• [Direction]: Copy every entry exactly as given, minus the images.
· · · · · · ·
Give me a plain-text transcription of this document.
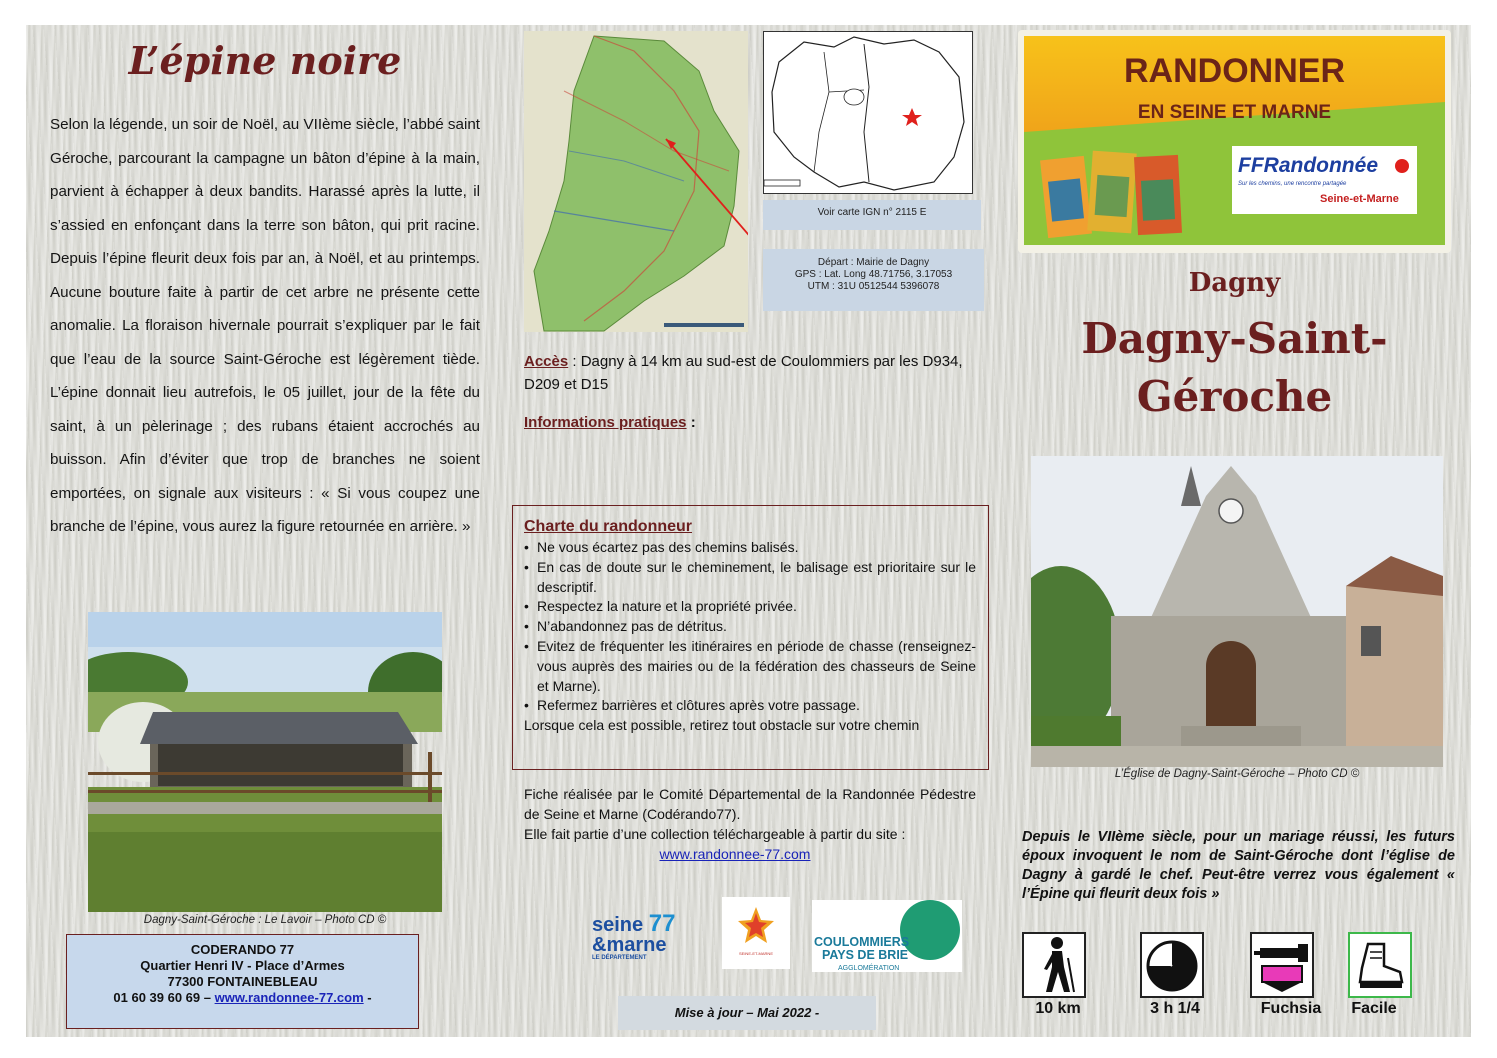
L’épine noire
Selon la légende, un soir de Noël, au VIIème siècle, l’abbé saint Géroche, parcourant la campagne un bâton d’épine à la main, parvient à échapper à deux bandits. Harassé après la lutte, il s’assied en enfonçant dans la terre son bâton, qui prit racine. Depuis l’épine fleurit deux fois par an, à Noël, et au printemps. Aucune bouture faite à partir de cet arbre ne présente cette anomalie. La floraison hivernale pourrait s’expliquer par le fait que l’eau de la source Saint-Géroche est légèrement tiède. L’épine donnait lieu autrefois, le 05 juillet, jour de la fête du saint, à un pèlerinage ; des rubans étaient accrochés au buisson. Afin d’éviter que trop de branches ne soient emportées, on signale aux visiteurs : « Si vous coupez une branche de l’épine, vous aurez la figure retournée en arrière. »
Dagny-Saint-Géroche : Le Lavoir – Photo CD ©
CODERANDO 77
Quartier Henri IV - Place d’Armes
77300 FONTAINEBLEAU
01 60 39 60 69 – www.randonnee-77.com -
Voir carte IGN n° 2115 E
Départ : Mairie de Dagny
GPS : Lat. Long 48.71756, 3.17053
UTM : 31U 0512544 5396078
Accès : Dagny à 14 km au sud-est de Coulommiers par les D934, D209 et D15
Informations pratiques :
Charte du randonneur
• Ne vous écartez pas des chemins balisés.
• En cas de doute sur le cheminement, le balisage est prioritaire sur le descriptif.
• Respectez la nature et la propriété privée.
• N’abandonnez pas de détritus.
• Evitez de fréquenter les itinéraires en période de chasse (renseignez-vous auprès des mairies ou de la fédération des chasseurs de Seine et Marne).
• Refermez barrières et clôtures après votre passage.
Lorsque cela est possible, retirez tout obstacle sur votre chemin
Fiche réalisée par le Comité Départemental de la Randonnée Pédestre de Seine et Marne (Codérando77).
Elle fait partie d’une collection téléchargeable à partir du site :
www.randonnee-77.com
seine 77
&marne
LE DÉPARTEMENT
SEINE-ET-MARNE
COULOMMIERS
PAYS DE BRIE
AGGLOMÉRATION
Mise à jour – Mai 2022 -
RANDONNER
EN SEINE ET MARNE
FFRandonnée
Sur les chemins, une rencontre partagée
Seine-et-Marne
Dagny
Dagny-Saint-
Géroche
L’Église de Dagny-Saint-Géroche – Photo CD ©
Depuis le VIIème siècle, pour un mariage réussi, les futurs époux invoquent le nom de Saint-Géroche dont l’église de Dagny à gardé le chef. Peut-être verrez vous également « l’Épine qui fleurit deux fois »
10 km	3 h 1/4	Fuchsia	Facile
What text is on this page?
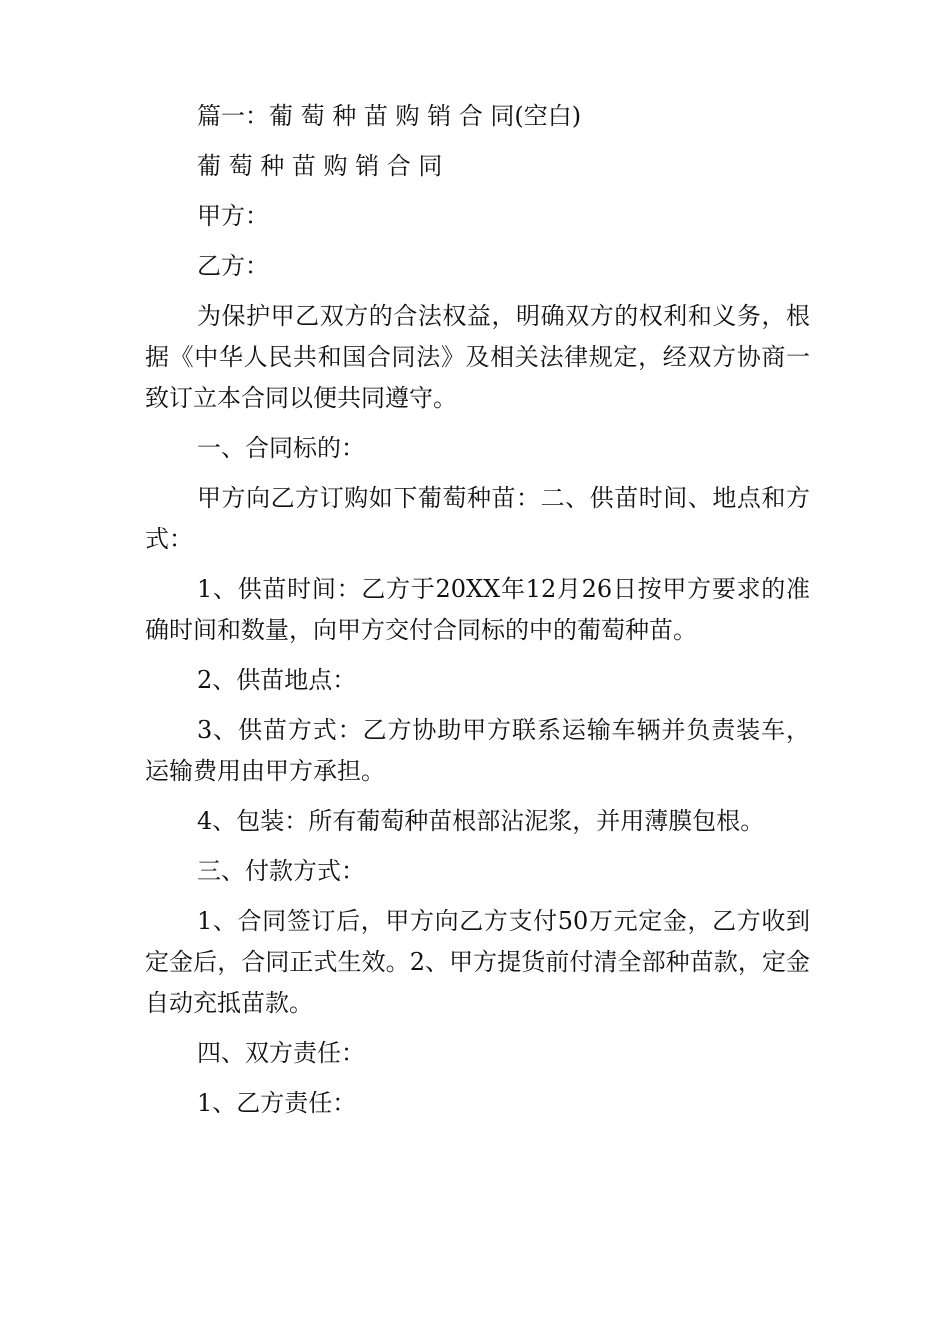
篇一：葡 萄 种 苗 购 销 合 同(空白)

葡 萄 种 苗 购 销 合 同

甲方：

乙方：

为保护甲乙双方的合法权益，明确双方的权利和义务，根据《中华人民共和国合同法》及相关法律规定，经双方协商一致订立本合同以便共同遵守。

一、合同标的：

甲方向乙方订购如下葡萄种苗：二、供苗时间、地点和方式：

1、供苗时间：乙方于20XX年12月26日按甲方要求的准确时间和数量，向甲方交付合同标的中的葡萄种苗。

2、供苗地点：

3、供苗方式：乙方协助甲方联系运输车辆并负责装车，运输费用由甲方承担。

4、包装：所有葡萄种苗根部沾泥浆，并用薄膜包根。

三、付款方式：

1、合同签订后，甲方向乙方支付50万元定金，乙方收到定金后，合同正式生效。2、甲方提货前付清全部种苗款，定金自动充抵苗款。

四、双方责任：

1、乙方责任：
· · · · · · ·
• [Solution]:
Give me a plain-text transcription of this document.
L’épine noire
Selon la légende, un soir de Noël, au VIIème siècle, l’abbé saint Géroche, parcourant la campagne un bâton d’épine à la main, parvient à échapper à deux bandits. Harassé après la lutte, il s’assied en enfonçant dans la terre son bâton, qui prit racine. Depuis l’épine fleurit deux fois par an, à Noël, et au printemps. Aucune bouture faite à partir de cet arbre ne présente cette anomalie. La floraison hivernale pourrait s’expliquer par le fait que l’eau de la source Saint-Géroche est légèrement tiède. L’épine donnait lieu autrefois, le 05 juillet, jour de la fête du saint, à un pèlerinage ; des rubans étaient accrochés au buisson. Afin d’éviter que trop de branches ne soient emportées, on signale aux visiteurs : « Si vous coupez une branche de l’épine, vous aurez la figure retournée en arrière. »
Dagny-Saint-Géroche : Le Lavoir – Photo CD ©
CODERANDO 77
Quartier Henri IV - Place d’Armes
77300 FONTAINEBLEAU
01 60 39 60 69 – www.randonnee-77.com -
Voir carte IGN n° 2115 E
Départ : Mairie de Dagny
GPS : Lat. Long 48.71756, 3.17053
UTM : 31U 0512544 5396078
Accès : Dagny à 14 km au sud-est de Coulommiers par les D934, D209 et D15
Informations pratiques :
Charte du randonneur
• Ne vous écartez pas des chemins balisés.
• En cas de doute sur le cheminement, le balisage est prioritaire sur le descriptif.
• Respectez la nature et la propriété privée.
• N’abandonnez pas de détritus.
• Evitez de fréquenter les itinéraires en période de chasse (renseignez-vous auprès des mairies ou de la fédération des chasseurs de Seine et Marne).
• Refermez barrières et clôtures après votre passage.
Lorsque cela est possible, retirez tout obstacle sur votre chemin
Fiche réalisée par le Comité Départemental de la Randonnée Pédestre de Seine et Marne (Codérando77).
Elle fait partie d’une collection téléchargeable à partir du site :
www.randonnee-77.com
seine 77
&marne
LE DÉPARTEMENT
SEINE-ET-MARNE
COULOMMIERS
PAYS DE BRIE
AGGLOMÉRATION
Mise à jour – Mai 2022 -
RANDONNER
EN SEINE ET MARNE
FFRandonnée
Sur les chemins, une rencontre partagée
Seine-et-Marne
Dagny
Dagny-Saint-
Géroche
L’Église de Dagny-Saint-Géroche – Photo CD ©
Depuis le VIIème siècle, pour un mariage réussi, les futurs époux invoquent le nom de Saint-Géroche dont l’église de Dagny à gardé le chef. Peut-être verrez vous également « l’Épine qui fleurit deux fois »
10 km	3 h 1/4	Fuchsia	Facile
What text is on this page?
篇一：葡 萄 种 苗 购 销 合 同(空白)

葡 萄 种 苗 购 销 合 同

甲方：

乙方：

为保护甲乙双方的合法权益，明确双方的权利和义务，根据《中华人民共和国合同法》及相关法律规定，经双方协商一致订立本合同以便共同遵守。

一、合同标的：

甲方向乙方订购如下葡萄种苗：二、供苗时间、地点和方式：

1、供苗时间：乙方于20XX年12月26日按甲方要求的准确时间和数量，向甲方交付合同标的中的葡萄种苗。

2、供苗地点：

3、供苗方式：乙方协助甲方联系运输车辆并负责装车，运输费用由甲方承担。

4、包装：所有葡萄种苗根部沾泥浆，并用薄膜包根。

三、付款方式：

1、合同签订后，甲方向乙方支付50万元定金，乙方收到定金后，合同正式生效。2、甲方提货前付清全部种苗款，定金自动充抵苗款。

四、双方责任：

1、乙方责任：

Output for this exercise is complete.